▶ TASK TO CARRY OUT: Select the lines below containing the word "cursor".

▶ ROWS:
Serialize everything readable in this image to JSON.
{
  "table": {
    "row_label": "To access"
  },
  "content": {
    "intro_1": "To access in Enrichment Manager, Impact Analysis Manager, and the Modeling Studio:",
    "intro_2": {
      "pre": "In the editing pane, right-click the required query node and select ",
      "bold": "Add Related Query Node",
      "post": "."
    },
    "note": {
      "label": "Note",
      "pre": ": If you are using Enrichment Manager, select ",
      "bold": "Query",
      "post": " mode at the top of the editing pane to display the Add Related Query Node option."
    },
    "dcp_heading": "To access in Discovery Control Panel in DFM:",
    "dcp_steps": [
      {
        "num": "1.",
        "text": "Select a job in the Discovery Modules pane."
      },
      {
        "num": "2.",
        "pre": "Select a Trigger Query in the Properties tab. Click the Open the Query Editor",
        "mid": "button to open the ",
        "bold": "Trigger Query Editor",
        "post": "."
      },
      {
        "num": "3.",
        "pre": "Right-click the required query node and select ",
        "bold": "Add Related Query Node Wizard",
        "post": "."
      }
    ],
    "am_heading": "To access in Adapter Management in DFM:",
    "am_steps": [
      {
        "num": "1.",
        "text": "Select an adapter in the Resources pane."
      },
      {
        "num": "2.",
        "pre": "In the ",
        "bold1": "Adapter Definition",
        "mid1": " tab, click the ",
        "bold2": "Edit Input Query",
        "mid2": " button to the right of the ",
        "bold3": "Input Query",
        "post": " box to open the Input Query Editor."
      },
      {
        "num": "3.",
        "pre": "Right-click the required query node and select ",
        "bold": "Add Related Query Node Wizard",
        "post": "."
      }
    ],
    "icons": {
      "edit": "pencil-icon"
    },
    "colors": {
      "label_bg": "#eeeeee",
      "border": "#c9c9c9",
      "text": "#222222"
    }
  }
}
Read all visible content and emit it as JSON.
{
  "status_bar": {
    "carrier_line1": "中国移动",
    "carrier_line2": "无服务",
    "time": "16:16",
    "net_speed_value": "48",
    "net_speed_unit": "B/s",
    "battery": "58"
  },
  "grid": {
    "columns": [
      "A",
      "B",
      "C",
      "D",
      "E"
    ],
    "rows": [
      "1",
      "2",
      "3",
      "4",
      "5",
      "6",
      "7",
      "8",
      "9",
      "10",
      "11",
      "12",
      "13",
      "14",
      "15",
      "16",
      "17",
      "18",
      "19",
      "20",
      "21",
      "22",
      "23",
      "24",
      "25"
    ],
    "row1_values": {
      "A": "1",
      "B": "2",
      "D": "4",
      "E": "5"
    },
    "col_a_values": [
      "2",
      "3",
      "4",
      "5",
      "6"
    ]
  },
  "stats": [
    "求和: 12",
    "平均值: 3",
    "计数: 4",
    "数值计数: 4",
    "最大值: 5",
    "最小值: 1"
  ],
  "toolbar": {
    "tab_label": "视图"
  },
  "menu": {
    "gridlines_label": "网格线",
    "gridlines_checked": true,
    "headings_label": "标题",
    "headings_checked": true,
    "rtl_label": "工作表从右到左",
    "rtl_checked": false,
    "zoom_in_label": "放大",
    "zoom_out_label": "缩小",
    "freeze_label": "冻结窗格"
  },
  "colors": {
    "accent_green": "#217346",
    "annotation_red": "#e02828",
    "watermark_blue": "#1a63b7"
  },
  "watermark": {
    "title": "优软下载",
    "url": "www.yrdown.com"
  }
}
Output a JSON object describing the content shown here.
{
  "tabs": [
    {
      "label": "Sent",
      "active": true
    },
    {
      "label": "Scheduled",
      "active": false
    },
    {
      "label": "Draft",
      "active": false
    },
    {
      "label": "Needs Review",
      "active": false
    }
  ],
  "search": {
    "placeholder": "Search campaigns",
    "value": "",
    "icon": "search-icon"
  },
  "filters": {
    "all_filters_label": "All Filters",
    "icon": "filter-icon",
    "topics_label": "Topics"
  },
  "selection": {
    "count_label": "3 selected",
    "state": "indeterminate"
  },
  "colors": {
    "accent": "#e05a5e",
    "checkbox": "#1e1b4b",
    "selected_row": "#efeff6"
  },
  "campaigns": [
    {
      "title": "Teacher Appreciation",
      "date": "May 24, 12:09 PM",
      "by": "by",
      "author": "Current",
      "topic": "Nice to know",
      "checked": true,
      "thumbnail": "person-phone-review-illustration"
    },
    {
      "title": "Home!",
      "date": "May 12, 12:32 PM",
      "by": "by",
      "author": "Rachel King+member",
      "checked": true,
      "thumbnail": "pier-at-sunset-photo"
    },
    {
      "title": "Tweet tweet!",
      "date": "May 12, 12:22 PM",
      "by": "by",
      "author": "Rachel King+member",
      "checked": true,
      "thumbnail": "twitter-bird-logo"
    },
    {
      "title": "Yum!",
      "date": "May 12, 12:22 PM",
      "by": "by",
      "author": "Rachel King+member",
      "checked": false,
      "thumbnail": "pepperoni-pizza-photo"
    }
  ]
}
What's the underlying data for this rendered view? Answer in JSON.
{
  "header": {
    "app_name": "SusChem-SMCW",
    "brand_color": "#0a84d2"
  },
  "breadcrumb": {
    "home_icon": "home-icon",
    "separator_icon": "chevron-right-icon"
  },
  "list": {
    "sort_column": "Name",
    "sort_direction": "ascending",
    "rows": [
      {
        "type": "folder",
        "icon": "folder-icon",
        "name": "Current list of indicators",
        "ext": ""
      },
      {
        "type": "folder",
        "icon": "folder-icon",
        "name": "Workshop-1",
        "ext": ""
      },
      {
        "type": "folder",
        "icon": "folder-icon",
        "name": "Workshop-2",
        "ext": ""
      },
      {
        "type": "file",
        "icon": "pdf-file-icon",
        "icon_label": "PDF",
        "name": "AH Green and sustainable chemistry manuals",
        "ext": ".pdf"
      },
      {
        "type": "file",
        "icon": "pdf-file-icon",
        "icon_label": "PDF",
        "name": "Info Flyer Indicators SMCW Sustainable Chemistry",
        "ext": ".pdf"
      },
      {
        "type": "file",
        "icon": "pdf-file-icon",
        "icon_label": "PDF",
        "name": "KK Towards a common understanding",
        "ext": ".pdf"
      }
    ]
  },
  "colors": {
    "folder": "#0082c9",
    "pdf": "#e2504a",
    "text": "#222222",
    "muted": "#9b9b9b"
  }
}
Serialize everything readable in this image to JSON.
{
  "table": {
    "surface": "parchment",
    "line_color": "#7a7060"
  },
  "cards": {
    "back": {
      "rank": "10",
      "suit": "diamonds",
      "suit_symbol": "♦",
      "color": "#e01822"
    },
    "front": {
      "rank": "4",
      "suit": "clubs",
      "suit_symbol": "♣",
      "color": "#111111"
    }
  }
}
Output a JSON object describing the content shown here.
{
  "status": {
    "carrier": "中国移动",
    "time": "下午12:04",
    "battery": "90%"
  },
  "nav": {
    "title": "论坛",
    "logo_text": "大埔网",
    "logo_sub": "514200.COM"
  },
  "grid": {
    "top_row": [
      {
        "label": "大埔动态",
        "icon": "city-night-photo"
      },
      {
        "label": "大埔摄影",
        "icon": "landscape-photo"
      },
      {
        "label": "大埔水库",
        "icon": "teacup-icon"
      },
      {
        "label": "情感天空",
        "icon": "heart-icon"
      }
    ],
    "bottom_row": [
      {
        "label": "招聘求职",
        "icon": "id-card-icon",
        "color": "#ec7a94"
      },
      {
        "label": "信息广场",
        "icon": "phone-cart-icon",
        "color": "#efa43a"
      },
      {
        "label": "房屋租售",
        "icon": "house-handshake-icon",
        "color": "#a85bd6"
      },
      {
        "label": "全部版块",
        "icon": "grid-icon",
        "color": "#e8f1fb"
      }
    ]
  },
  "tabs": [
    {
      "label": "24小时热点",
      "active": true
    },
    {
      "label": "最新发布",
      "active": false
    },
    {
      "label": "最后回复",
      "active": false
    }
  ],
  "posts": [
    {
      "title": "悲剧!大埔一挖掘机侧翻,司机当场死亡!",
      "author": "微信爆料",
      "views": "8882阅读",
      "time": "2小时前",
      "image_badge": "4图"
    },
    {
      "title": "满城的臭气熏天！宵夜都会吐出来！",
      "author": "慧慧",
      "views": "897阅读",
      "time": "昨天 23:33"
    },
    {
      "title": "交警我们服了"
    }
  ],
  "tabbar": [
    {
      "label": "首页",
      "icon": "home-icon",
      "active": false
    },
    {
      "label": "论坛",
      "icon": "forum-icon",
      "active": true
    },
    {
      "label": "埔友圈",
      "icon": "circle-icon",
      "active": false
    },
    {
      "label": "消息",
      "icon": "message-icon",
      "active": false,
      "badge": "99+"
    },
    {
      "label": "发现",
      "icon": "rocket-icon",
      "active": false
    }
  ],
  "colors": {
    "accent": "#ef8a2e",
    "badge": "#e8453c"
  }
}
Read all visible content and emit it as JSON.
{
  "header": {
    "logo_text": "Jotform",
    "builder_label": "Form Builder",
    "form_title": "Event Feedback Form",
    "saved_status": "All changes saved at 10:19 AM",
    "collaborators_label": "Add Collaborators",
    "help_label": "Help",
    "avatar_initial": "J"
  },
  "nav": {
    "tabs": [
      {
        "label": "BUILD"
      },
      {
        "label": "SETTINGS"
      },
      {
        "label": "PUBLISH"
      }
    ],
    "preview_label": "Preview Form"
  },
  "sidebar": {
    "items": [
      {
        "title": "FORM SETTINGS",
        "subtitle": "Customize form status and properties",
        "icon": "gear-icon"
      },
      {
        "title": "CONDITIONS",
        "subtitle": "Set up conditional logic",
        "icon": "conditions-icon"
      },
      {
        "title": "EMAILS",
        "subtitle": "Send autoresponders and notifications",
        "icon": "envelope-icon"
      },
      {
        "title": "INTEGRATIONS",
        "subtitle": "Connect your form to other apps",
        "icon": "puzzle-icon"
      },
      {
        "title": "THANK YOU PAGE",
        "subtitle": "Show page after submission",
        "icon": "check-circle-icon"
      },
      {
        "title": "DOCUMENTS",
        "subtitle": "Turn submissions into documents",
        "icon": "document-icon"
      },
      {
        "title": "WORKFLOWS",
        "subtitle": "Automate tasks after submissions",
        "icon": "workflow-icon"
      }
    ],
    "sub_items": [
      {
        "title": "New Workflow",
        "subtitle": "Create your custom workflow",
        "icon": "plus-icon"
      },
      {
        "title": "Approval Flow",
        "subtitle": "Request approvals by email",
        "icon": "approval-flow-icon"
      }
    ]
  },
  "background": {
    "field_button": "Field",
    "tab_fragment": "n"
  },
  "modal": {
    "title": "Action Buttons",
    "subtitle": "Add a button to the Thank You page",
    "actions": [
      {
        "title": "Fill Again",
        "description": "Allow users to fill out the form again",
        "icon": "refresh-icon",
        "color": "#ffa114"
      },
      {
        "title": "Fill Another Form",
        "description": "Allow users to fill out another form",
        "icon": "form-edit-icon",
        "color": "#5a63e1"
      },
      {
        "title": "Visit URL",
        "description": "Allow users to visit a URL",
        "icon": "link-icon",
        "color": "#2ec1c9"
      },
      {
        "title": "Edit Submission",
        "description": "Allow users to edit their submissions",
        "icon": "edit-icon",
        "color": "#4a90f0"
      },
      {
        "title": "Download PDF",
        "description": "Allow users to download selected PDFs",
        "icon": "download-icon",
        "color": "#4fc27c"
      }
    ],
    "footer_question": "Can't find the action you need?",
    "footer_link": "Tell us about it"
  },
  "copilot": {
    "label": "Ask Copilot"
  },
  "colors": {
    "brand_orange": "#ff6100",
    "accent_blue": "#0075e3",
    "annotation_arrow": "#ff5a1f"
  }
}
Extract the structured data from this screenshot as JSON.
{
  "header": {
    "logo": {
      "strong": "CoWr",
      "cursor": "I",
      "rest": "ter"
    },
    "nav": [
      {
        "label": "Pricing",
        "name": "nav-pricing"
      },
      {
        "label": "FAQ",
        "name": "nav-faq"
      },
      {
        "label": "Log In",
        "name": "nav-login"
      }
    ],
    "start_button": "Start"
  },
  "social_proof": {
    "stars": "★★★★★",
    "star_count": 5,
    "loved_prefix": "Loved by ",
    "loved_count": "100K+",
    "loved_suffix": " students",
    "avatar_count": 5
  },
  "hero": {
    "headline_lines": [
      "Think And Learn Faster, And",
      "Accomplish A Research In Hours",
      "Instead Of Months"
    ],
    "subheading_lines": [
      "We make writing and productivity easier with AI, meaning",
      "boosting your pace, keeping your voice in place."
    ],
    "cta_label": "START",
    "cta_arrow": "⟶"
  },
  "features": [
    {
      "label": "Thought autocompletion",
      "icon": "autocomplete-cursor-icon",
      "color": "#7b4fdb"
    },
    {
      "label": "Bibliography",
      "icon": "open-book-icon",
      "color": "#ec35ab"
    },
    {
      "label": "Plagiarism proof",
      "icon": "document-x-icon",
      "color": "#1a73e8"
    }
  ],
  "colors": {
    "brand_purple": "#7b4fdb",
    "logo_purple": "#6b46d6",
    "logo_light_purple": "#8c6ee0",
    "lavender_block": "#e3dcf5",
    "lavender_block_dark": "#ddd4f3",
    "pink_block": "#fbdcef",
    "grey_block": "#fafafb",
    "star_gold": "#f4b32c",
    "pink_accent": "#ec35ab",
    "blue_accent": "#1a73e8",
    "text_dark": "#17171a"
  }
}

▶ TASK RESULT:
      "cursor": "I",
      "icon": "autocomplete-cursor-icon",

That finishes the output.